Transcribed document page entries
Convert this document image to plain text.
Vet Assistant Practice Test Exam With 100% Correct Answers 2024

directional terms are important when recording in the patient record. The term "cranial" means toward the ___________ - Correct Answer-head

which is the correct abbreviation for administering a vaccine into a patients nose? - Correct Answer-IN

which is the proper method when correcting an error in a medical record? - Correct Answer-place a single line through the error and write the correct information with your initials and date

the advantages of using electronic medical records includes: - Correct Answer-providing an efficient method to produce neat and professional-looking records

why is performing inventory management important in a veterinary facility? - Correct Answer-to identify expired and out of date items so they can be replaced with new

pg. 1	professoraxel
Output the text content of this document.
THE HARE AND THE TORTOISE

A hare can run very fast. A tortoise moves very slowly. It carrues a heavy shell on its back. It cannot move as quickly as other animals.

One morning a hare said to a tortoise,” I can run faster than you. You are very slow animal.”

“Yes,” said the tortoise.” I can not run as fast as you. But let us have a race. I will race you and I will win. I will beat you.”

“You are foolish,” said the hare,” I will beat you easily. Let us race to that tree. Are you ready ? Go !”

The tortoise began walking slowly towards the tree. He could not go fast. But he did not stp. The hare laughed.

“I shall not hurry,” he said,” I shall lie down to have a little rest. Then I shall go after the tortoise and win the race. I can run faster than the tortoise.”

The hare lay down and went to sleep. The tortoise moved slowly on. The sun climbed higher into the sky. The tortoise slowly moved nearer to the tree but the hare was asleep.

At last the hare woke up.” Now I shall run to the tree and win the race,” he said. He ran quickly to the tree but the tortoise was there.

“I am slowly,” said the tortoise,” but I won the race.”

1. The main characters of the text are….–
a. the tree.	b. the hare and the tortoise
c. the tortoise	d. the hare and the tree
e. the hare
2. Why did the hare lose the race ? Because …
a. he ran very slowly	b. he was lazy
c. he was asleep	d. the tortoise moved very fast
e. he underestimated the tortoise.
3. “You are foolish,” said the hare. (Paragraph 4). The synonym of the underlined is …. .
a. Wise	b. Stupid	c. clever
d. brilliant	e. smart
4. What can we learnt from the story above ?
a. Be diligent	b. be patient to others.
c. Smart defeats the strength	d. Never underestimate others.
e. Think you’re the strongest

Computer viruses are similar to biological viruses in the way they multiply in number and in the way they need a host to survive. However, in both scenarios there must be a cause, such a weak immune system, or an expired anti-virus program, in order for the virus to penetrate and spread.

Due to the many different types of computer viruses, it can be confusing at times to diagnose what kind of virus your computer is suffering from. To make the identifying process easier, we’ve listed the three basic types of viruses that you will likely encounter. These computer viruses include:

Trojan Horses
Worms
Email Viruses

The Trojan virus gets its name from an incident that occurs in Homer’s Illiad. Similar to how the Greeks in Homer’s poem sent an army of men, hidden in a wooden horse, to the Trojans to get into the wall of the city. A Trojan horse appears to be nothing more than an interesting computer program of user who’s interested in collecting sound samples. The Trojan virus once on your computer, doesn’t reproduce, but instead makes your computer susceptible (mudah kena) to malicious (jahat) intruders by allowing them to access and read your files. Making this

What to do
Look through the data and show every line containing "method".

Result below
which is the proper method when correcting an error in a medical record? - Correct Answer-place a single line through the error and write the correct information with your initials and date
the advantages of using electronic medical records includes: - Correct Answer-providing an efficient method to produce neat and professional-looking records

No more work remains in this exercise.